● **Cosa fare**
#1 Elenca tutti i mezzi con cui, secondo l'articolo 21 citato nell'estratto, si può manifestare liberamente il proprio pensiero.
#2 Trascrivi dall'estratto il passo che va da "L’articolo 21 della" fino a "libertà di espressione.".

● **Estratto della pagina**
^^^^^^^^^^^^^^^^

L’articolo 21 della nostra Costituzione sancisce che Tutti hanno diritto di manifestare liberamente il proprio pensiero con la parola, lo scritto e ogni altro mezzo di diffusione; concetto ribadito dall’art. 10 della Convenzione Europea dei Diritti dell’Uomo, che recita: ogni persona ha diritto alla libertà di espressione.
Si tratta di un imprescindibile diritto, da cui sgorgano altre libertà democratiche.
Ognuno detiene questo diritto, ognuno deve poterlo esercitare. Si comprende quanto, per un giornalista, esso sia caratterizzante e quanto dovrebbe essere tutelante.

^^^^^^^^^^^^^^^^

(Righe di dati)
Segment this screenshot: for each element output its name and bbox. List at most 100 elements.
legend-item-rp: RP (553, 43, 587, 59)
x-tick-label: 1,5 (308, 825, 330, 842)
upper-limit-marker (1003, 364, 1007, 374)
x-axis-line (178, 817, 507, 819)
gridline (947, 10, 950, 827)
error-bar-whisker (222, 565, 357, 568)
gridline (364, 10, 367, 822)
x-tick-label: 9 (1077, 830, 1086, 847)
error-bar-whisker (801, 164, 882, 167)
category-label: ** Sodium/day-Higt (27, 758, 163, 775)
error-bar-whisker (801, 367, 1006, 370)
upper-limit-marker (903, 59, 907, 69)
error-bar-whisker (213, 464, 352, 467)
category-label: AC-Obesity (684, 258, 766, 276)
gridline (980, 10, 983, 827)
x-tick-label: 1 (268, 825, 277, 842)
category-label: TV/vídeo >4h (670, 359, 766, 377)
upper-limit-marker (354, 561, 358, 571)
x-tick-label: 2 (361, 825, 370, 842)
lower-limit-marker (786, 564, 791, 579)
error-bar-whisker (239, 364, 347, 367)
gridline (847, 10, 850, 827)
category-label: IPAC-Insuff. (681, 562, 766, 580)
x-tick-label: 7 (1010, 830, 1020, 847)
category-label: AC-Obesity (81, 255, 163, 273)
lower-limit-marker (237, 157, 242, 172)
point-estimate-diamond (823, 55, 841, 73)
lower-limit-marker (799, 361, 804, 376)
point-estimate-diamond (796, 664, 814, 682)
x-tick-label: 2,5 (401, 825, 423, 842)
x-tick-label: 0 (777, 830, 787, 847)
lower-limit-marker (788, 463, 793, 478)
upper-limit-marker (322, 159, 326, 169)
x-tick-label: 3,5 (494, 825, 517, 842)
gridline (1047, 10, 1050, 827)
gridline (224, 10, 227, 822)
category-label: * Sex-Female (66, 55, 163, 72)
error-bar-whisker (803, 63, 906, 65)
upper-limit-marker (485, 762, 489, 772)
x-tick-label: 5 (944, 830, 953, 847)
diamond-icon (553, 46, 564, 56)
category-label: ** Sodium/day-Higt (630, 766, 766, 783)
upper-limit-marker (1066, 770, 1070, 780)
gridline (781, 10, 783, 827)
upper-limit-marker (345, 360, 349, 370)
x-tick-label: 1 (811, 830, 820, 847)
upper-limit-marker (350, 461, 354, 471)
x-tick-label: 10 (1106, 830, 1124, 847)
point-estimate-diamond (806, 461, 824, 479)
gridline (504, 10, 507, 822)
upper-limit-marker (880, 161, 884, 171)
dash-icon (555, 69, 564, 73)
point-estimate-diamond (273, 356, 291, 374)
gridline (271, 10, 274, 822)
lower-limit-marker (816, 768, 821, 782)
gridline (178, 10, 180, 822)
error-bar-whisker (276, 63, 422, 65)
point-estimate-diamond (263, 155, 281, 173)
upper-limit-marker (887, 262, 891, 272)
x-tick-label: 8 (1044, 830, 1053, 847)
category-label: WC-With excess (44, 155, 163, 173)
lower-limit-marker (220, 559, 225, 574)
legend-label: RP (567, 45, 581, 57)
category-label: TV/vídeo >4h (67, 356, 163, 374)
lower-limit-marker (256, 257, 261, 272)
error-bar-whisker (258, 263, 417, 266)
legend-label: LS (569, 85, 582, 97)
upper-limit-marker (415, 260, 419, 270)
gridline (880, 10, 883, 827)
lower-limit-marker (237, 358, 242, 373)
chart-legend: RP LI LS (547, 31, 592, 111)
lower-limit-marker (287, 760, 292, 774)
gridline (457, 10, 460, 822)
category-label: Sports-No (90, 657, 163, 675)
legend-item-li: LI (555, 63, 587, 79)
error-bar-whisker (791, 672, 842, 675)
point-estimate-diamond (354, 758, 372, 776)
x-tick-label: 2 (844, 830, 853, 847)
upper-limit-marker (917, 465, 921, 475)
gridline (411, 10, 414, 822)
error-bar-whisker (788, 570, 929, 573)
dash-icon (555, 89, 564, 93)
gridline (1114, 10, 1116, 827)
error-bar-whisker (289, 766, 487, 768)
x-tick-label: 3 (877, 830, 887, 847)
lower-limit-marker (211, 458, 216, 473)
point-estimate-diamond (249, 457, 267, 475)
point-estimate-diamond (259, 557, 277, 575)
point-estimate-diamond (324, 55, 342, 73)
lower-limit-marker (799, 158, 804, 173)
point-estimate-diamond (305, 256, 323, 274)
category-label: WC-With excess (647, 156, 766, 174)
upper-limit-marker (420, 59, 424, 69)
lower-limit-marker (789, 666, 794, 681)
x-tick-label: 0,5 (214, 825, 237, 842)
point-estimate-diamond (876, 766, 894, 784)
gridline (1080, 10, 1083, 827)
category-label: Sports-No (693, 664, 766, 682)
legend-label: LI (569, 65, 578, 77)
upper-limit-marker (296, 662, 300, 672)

^^^^^^^^^^^^^^^^

● **Soluzioni**
#1 la parola; lo scritto; ogni altro mezzo di diffusione

#2
L’articolo 21 della nostra Costituzione sancisce che Tutti hanno diritto di manifestare liberamente il proprio pensiero con la parola, lo scritto e ogni altro mezzo di diffusione; concetto ribadito dall’art. 10 della Convenzione Europea dei Diritti dell’Uomo, che recita: ogni persona ha diritto alla libertà di espressione.